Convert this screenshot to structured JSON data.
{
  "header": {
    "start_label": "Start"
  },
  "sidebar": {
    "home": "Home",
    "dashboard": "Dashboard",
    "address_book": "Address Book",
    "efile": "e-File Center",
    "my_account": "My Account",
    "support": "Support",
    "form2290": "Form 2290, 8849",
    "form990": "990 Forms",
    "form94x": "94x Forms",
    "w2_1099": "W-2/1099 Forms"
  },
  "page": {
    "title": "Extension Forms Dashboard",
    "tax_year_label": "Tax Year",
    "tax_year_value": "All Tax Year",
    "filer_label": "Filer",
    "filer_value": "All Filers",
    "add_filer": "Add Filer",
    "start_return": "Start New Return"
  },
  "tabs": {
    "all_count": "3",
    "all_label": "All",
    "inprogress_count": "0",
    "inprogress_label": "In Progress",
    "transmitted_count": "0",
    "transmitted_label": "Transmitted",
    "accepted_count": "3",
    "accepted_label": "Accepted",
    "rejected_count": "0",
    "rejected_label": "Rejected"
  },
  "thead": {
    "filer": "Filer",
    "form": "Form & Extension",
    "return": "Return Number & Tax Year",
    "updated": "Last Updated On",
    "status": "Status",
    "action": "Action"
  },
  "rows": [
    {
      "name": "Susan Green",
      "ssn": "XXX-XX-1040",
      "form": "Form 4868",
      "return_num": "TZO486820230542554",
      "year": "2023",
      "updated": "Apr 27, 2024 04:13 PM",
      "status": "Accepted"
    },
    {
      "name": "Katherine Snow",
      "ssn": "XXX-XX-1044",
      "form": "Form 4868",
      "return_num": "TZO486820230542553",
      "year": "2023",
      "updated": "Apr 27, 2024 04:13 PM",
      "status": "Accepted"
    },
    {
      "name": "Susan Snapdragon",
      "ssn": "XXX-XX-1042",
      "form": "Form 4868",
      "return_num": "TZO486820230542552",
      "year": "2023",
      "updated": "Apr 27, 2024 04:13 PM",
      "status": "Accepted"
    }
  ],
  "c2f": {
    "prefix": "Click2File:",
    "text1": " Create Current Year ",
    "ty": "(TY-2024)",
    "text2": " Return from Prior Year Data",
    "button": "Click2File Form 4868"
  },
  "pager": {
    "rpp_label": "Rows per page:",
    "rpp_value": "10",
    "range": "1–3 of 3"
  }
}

● Your objective:
Copy out the whole listing exactly.

● Task answer:
Convert this screenshot to structured JSON data.
{
  "header": {
    "start_label": "Start"
  },
  "sidebar": {
    "home": "Home",
    "dashboard": "Dashboard",
    "address_book": "Address Book",
    "efile": "e-File Center",
    "my_account": "My Account",
    "support": "Support",
    "form2290": "Form 2290, 8849",
    "form990": "990 Forms",
    "form94x": "94x Forms",
    "w2_1099": "W-2/1099 Forms"
  },
  "page": {
    "title": "Extension Forms Dashboard",
    "tax_year_label": "Tax Year",
    "tax_year_value": "All Tax Year",
    "filer_label": "Filer",
    "filer_value": "All Filers",
    "add_filer": "Add Filer",
    "start_return": "Start New Return"
  },
  "tabs": {
    "all_count": "3",
    "all_label": "All",
    "inprogress_count": "0",
    "inprogress_label": "In Progress",
    "transmitted_count": "0",
    "transmitted_label": "Transmitted",
    "accepted_count": "3",
    "accepted_label": "Accepted",
    "rejected_count": "0",
    "rejected_label": "Rejected"
  },
  "thead": {
    "filer": "Filer",
    "form": "Form & Extension",
    "return": "Return Number & Tax Year",
    "updated": "Last Updated On",
    "status": "Status",
    "action": "Action"
  },
  "rows": [
    {
      "name": "Susan Green",
      "ssn": "XXX-XX-1040",
      "form": "Form 4868",
      "return_num": "TZO486820230542554",
      "year": "2023",
      "updated": "Apr 27, 2024 04:13 PM",
      "status": "Accepted"
    },
    {
      "name": "Katherine Snow",
      "ssn": "XXX-XX-1044",
      "form": "Form 4868",
      "return_num": "TZO486820230542553",
      "year": "2023",
      "updated": "Apr 27, 2024 04:13 PM",
      "status": "Accepted"
    },
    {
      "name": "Susan Snapdragon",
      "ssn": "XXX-XX-1042",
      "form": "Form 4868",
      "return_num": "TZO486820230542552",
      "year": "2023",
      "updated": "Apr 27, 2024 04:13 PM",
      "status": "Accepted"
    }
  ],
  "c2f": {
    "prefix": "Click2File:",
    "text1": " Create Current Year ",
    "ty": "(TY-2024)",
    "text2": " Return from Prior Year Data",
    "button": "Click2File Form 4868"
  },
  "pager": {
    "rpp_label": "Rows per page:",
    "rpp_value": "10",
    "range": "1–3 of 3"
  }
}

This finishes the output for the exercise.